- Directions:
Retype the part of the article on the MacNeill wine train that starts with "Through the windows" and goes on through "the chiseled tunnels.", keeping every word and mark unchanged.

- Passage:

--- Begin ---

The MacNeill Uncorked: Local wineries partner for the nation’s second wine train tour

TRACK STAR: The MacNeill, a recently renovated 1940s-era first-class dining car, will make three wine-tasting runs this summer from Bryson City to the Nantahala Gorge and back. Guests will be able to sample wines from six area wineries with a leisurely meal during the ride. Photo by Lisa Yeary

Through the windows of the train, lush green mountains roll into bending rivers and swirling rapids, and kayakers battle their way through the Nantahala Gorge. Inside the train, they’re just taking away the plates from dinner. A server refills your glass with wine made just a few counties over, while the rugged Appalachian landscape drifts by, natural and untouched save for the tracks that cut through the hills like a vein. Candelabras on the tables impart a yellow haze to the room when the view goes black through the chiseled tunnels.

“Railroading is definitely a niche market, but wine is obviously something that is really popular, so we’ve decided to mix the two,” says Sarah Pressley, spokesperson for the Great Smoky Mountains Railroad, which recently partnered with the French Broad Vignerons to host the MacNeill Uncorked, a wine dinner that rolls from Bryson City to the Nantahala Gorge and back .

“The MacNeill was a dining car first used by Norfolk Southern,” explains Peter Fland of local wine organization the French Broad Vignerons. “It was specifically built for a run called the Powhattan,” which ran from Florida to Chicago, “and it was one of their more elegant trains. It’s a mid-1940s dining car that has just been renovated. It is a great first-class car, and it’s a perfect place for a wine tasting.”

“This car definitely has a different feel,” adds Pressley. “It definitely takes you to a very vintage place. It looks like a classic 1950s dining car. … It has these great candelabras and that wood grain that makes you feel like you’ve taken a little bit of a trip back into the classic train era.”

--- End ---

- Material provided:
--- Begin ---

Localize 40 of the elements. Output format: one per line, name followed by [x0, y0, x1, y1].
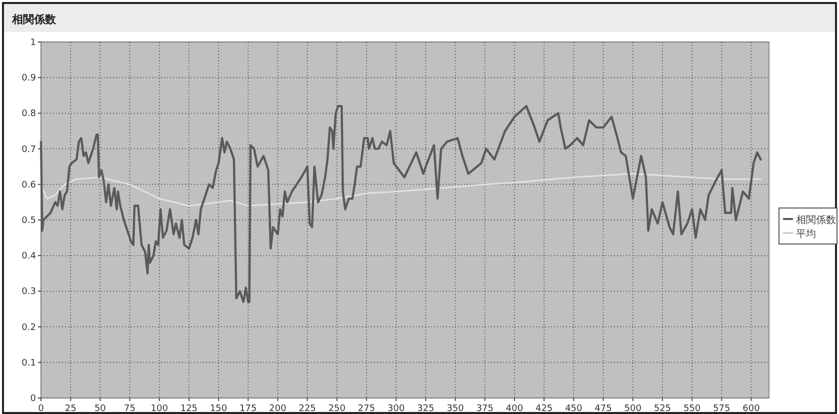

--- End ---

- Task solution:
Through the windows of the train, lush green mountains roll into bending rivers and swirling rapids, and kayakers battle their way through the Nantahala Gorge. Inside the train, they’re just taking away the plates from dinner. A server refills your glass with wine made just a few counties over, while the rugged Appalachian landscape drifts by, natural and untouched save for the tracks that cut through the hills like a vein. Candelabras on the tables impart a yellow haze to the room when the view goes black through the chiseled tunnels.